• Exercise prompt:
Give back the entire listing verbatim.

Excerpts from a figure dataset
────────────────────

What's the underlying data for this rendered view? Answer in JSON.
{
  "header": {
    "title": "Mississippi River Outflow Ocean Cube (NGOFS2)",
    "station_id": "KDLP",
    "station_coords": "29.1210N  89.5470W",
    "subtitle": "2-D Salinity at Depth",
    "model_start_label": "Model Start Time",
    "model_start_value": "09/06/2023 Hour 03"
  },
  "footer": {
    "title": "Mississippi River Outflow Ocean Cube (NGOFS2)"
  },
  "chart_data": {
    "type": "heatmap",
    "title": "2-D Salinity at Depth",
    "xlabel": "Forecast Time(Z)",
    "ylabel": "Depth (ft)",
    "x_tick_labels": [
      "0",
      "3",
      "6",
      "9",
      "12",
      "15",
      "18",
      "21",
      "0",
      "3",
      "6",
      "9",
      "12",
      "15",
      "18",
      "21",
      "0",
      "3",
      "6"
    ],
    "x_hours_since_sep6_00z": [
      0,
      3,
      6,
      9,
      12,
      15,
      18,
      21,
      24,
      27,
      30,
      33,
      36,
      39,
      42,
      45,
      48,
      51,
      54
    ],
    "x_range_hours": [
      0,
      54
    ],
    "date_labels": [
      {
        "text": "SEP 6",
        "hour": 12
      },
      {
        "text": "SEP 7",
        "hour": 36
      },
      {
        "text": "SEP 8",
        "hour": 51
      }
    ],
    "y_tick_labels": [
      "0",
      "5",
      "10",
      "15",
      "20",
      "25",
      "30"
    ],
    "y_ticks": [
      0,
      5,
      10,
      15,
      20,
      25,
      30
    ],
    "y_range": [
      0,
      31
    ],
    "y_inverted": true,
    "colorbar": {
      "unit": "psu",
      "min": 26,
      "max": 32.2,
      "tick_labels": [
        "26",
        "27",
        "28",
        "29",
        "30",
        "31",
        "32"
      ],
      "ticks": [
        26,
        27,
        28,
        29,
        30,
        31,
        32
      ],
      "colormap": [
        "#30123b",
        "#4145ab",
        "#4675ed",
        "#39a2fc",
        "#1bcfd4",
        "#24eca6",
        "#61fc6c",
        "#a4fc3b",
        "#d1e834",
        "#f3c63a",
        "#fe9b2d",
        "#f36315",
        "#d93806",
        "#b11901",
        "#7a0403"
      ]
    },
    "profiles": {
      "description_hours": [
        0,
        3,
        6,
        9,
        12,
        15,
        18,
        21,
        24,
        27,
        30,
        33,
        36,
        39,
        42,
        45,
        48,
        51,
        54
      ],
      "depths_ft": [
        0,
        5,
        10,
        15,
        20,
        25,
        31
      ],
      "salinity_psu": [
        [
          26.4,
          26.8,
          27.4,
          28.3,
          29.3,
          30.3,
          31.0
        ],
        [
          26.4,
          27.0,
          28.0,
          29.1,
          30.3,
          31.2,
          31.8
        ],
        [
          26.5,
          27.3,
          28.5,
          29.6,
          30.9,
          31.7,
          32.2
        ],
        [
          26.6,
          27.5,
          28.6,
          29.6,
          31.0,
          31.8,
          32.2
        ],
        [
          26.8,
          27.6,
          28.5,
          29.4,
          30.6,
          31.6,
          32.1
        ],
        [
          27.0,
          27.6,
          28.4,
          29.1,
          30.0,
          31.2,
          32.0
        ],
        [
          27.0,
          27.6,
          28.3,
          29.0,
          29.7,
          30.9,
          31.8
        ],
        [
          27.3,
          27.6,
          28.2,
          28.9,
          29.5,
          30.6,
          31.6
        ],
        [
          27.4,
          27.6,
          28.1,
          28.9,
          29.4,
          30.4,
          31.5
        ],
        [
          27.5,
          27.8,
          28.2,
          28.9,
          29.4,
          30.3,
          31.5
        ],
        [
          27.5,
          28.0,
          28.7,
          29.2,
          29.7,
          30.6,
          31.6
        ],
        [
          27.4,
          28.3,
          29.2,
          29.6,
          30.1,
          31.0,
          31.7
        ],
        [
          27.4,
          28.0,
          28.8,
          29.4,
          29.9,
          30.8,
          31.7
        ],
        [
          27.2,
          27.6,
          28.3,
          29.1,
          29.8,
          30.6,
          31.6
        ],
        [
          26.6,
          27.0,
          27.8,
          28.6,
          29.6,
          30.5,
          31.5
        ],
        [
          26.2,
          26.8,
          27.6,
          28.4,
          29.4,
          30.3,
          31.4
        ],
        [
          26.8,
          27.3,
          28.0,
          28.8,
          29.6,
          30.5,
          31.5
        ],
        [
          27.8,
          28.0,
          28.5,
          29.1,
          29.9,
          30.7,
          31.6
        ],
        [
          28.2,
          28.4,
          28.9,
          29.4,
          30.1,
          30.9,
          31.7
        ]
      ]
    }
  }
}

────────────────────

• Expected answer:
What's the underlying data for this rendered view? Answer in JSON.
{
  "header": {
    "title": "Mississippi River Outflow Ocean Cube (NGOFS2)",
    "station_id": "KDLP",
    "station_coords": "29.1210N  89.5470W",
    "subtitle": "2-D Salinity at Depth",
    "model_start_label": "Model Start Time",
    "model_start_value": "09/06/2023 Hour 03"
  },
  "footer": {
    "title": "Mississippi River Outflow Ocean Cube (NGOFS2)"
  },
  "chart_data": {
    "type": "heatmap",
    "title": "2-D Salinity at Depth",
    "xlabel": "Forecast Time(Z)",
    "ylabel": "Depth (ft)",
    "x_tick_labels": [
      "0",
      "3",
      "6",
      "9",
      "12",
      "15",
      "18",
      "21",
      "0",
      "3",
      "6",
      "9",
      "12",
      "15",
      "18",
      "21",
      "0",
      "3",
      "6"
    ],
    "x_hours_since_sep6_00z": [
      0,
      3,
      6,
      9,
      12,
      15,
      18,
      21,
      24,
      27,
      30,
      33,
      36,
      39,
      42,
      45,
      48,
      51,
      54
    ],
    "x_range_hours": [
      0,
      54
    ],
    "date_labels": [
      {
        "text": "SEP 6",
        "hour": 12
      },
      {
        "text": "SEP 7",
        "hour": 36
      },
      {
        "text": "SEP 8",
        "hour": 51
      }
    ],
    "y_tick_labels": [
      "0",
      "5",
      "10",
      "15",
      "20",
      "25",
      "30"
    ],
    "y_ticks": [
      0,
      5,
      10,
      15,
      20,
      25,
      30
    ],
    "y_range": [
      0,
      31
    ],
    "y_inverted": true,
    "colorbar": {
      "unit": "psu",
      "min": 26,
      "max": 32.2,
      "tick_labels": [
        "26",
        "27",
        "28",
        "29",
        "30",
        "31",
        "32"
      ],
      "ticks": [
        26,
        27,
        28,
        29,
        30,
        31,
        32
      ],
      "colormap": [
        "#30123b",
        "#4145ab",
        "#4675ed",
        "#39a2fc",
        "#1bcfd4",
        "#24eca6",
        "#61fc6c",
        "#a4fc3b",
        "#d1e834",
        "#f3c63a",
        "#fe9b2d",
        "#f36315",
        "#d93806",
        "#b11901",
        "#7a0403"
      ]
    },
    "profiles": {
      "description_hours": [
        0,
        3,
        6,
        9,
        12,
        15,
        18,
        21,
        24,
        27,
        30,
        33,
        36,
        39,
        42,
        45,
        48,
        51,
        54
      ],
      "depths_ft": [
        0,
        5,
        10,
        15,
        20,
        25,
        31
      ],
      "salinity_psu": [
        [
          26.4,
          26.8,
          27.4,
          28.3,
          29.3,
          30.3,
          31.0
        ],
        [
          26.4,
          27.0,
          28.0,
          29.1,
          30.3,
          31.2,
          31.8
        ],
        [
          26.5,
          27.3,
          28.5,
          29.6,
          30.9,
          31.7,
          32.2
        ],
        [
          26.6,
          27.5,
          28.6,
          29.6,
          31.0,
          31.8,
          32.2
        ],
        [
          26.8,
          27.6,
          28.5,
          29.4,
          30.6,
          31.6,
          32.1
        ],
        [
          27.0,
          27.6,
          28.4,
          29.1,
          30.0,
          31.2,
          32.0
        ],
        [
          27.0,
          27.6,
          28.3,
          29.0,
          29.7,
          30.9,
          31.8
        ],
        [
          27.3,
          27.6,
          28.2,
          28.9,
          29.5,
          30.6,
          31.6
        ],
        [
          27.4,
          27.6,
          28.1,
          28.9,
          29.4,
          30.4,
          31.5
        ],
        [
          27.5,
          27.8,
          28.2,
          28.9,
          29.4,
          30.3,
          31.5
        ],
        [
          27.5,
          28.0,
          28.7,
          29.2,
          29.7,
          30.6,
          31.6
        ],
        [
          27.4,
          28.3,
          29.2,
          29.6,
          30.1,
          31.0,
          31.7
        ],
        [
          27.4,
          28.0,
          28.8,
          29.4,
          29.9,
          30.8,
          31.7
        ],
        [
          27.2,
          27.6,
          28.3,
          29.1,
          29.8,
          30.6,
          31.6
        ],
        [
          26.6,
          27.0,
          27.8,
          28.6,
          29.6,
          30.5,
          31.5
        ],
        [
          26.2,
          26.8,
          27.6,
          28.4,
          29.4,
          30.3,
          31.4
        ],
        [
          26.8,
          27.3,
          28.0,
          28.8,
          29.6,
          30.5,
          31.5
        ],
        [
          27.8,
          28.0,
          28.5,
          29.1,
          29.9,
          30.7,
          31.6
        ],
        [
          28.2,
          28.4,
          28.9,
          29.4,
          30.1,
          30.9,
          31.7
        ]
      ]
    }
  }
}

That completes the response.